* [What to do]:
Give the number of lines that include the string "District", nothing more.

* [Extracted entries]:
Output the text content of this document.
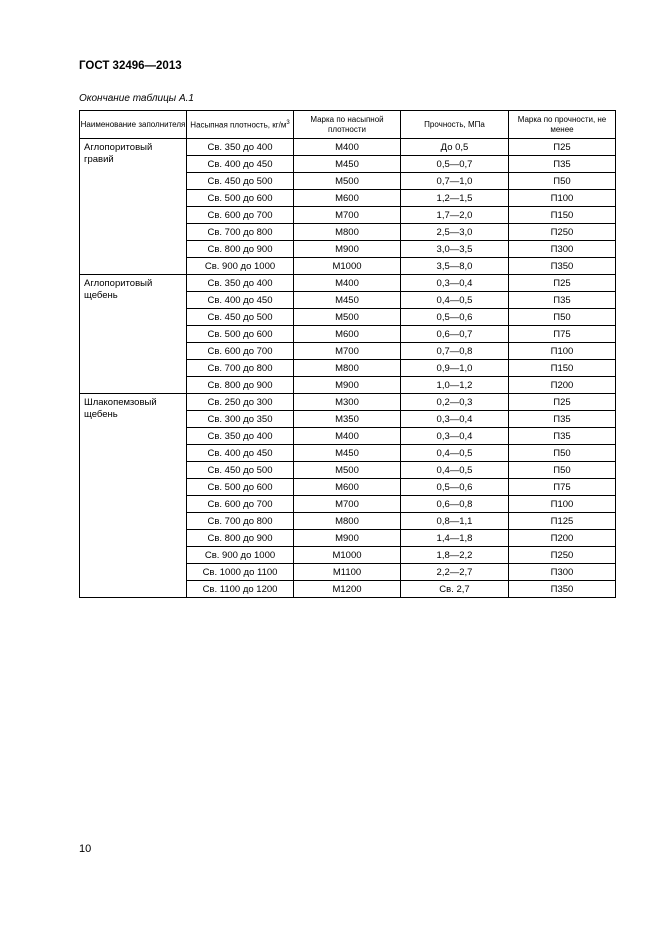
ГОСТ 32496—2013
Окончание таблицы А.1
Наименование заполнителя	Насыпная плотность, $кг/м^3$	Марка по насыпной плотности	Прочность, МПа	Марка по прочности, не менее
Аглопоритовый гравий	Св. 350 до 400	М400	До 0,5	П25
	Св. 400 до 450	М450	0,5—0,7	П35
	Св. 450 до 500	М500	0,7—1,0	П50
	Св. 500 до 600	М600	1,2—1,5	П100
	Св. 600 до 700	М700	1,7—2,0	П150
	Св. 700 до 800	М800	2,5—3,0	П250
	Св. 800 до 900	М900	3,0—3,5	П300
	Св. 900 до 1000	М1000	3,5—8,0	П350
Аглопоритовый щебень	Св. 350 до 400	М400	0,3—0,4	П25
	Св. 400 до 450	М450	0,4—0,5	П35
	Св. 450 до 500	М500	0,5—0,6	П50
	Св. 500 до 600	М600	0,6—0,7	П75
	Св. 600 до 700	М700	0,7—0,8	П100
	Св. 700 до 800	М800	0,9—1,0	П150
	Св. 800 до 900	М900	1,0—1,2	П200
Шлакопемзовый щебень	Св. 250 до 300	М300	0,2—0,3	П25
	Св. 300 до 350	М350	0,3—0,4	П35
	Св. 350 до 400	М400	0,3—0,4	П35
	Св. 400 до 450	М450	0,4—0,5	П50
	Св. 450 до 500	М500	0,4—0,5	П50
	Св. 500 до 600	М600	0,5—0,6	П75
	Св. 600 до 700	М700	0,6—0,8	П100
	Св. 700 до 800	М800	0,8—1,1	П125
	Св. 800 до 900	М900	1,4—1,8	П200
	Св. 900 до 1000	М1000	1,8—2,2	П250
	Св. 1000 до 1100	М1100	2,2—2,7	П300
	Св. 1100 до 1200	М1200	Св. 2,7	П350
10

---

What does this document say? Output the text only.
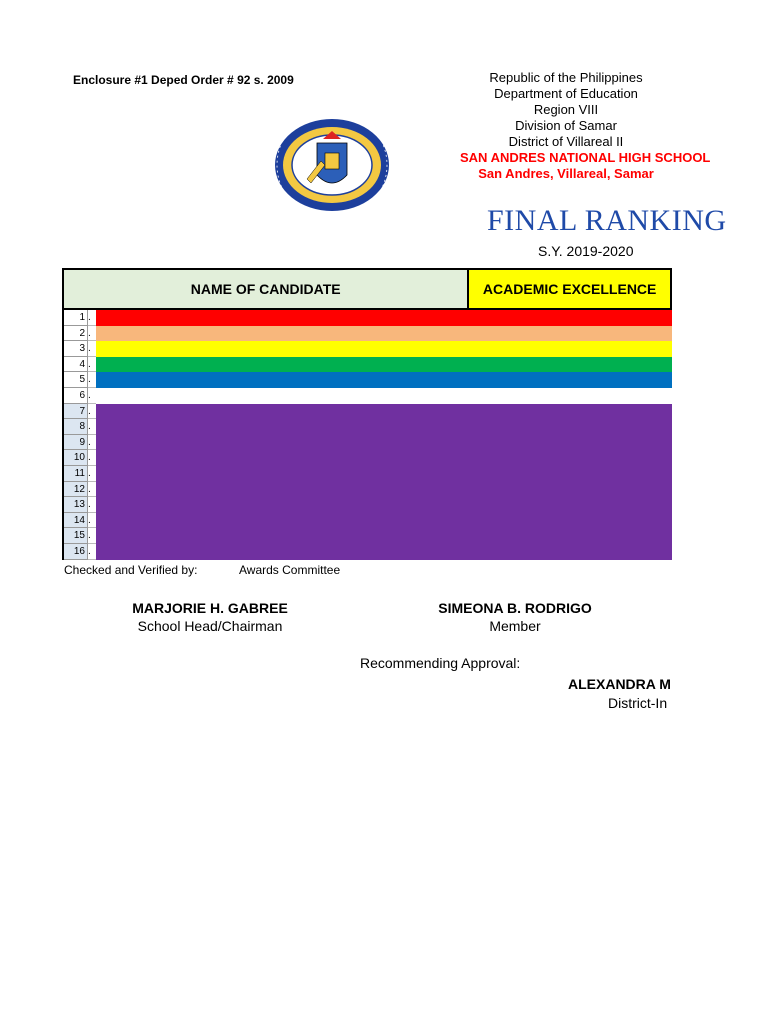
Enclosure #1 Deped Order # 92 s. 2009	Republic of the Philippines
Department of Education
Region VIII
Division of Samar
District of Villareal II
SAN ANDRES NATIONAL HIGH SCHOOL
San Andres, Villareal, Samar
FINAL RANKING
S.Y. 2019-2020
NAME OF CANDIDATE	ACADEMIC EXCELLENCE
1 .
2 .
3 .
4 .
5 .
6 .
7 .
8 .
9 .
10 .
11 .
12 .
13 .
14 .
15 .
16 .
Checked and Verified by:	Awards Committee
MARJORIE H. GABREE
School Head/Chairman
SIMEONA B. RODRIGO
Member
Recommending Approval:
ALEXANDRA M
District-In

--

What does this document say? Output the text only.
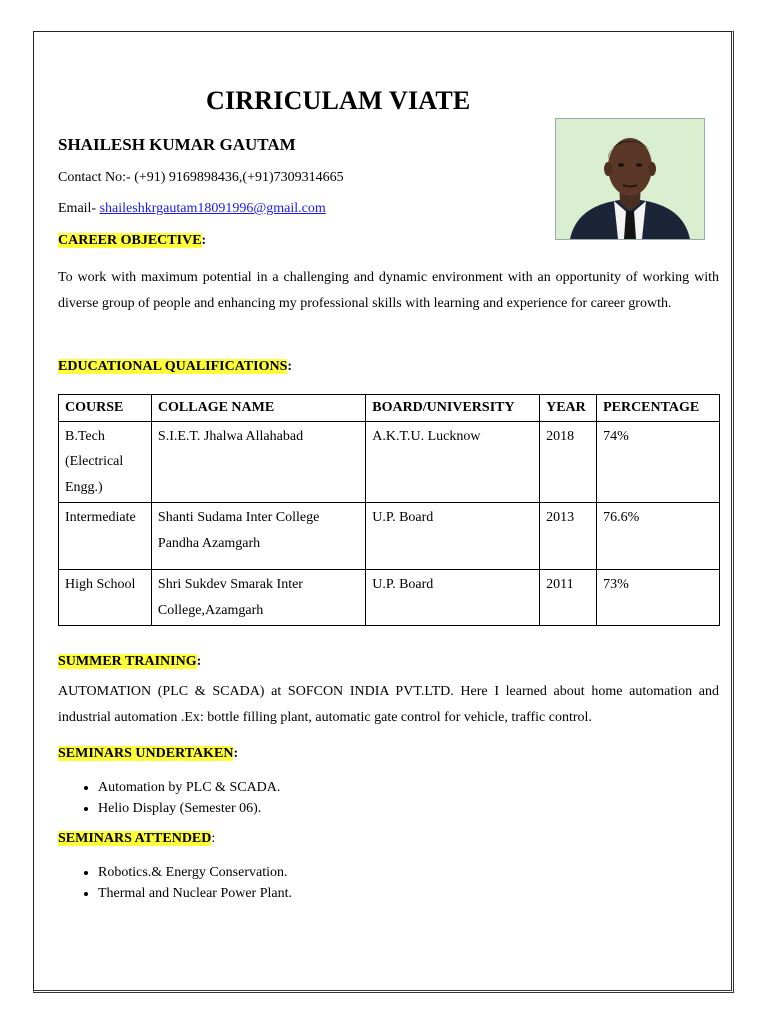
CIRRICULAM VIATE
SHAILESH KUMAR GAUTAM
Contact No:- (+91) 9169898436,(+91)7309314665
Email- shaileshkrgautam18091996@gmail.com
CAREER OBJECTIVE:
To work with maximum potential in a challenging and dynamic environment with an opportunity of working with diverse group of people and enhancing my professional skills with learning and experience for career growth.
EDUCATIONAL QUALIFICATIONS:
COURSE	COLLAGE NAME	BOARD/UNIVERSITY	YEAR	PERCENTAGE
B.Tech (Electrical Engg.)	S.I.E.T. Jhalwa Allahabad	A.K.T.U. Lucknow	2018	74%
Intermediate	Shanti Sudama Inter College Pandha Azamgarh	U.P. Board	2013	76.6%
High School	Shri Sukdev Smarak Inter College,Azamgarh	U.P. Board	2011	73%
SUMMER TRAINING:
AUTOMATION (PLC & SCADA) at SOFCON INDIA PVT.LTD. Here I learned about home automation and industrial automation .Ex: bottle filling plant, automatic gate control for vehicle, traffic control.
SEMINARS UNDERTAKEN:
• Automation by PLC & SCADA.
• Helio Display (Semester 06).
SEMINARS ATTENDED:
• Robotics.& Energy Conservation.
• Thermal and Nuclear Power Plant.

* [Task solution]:
2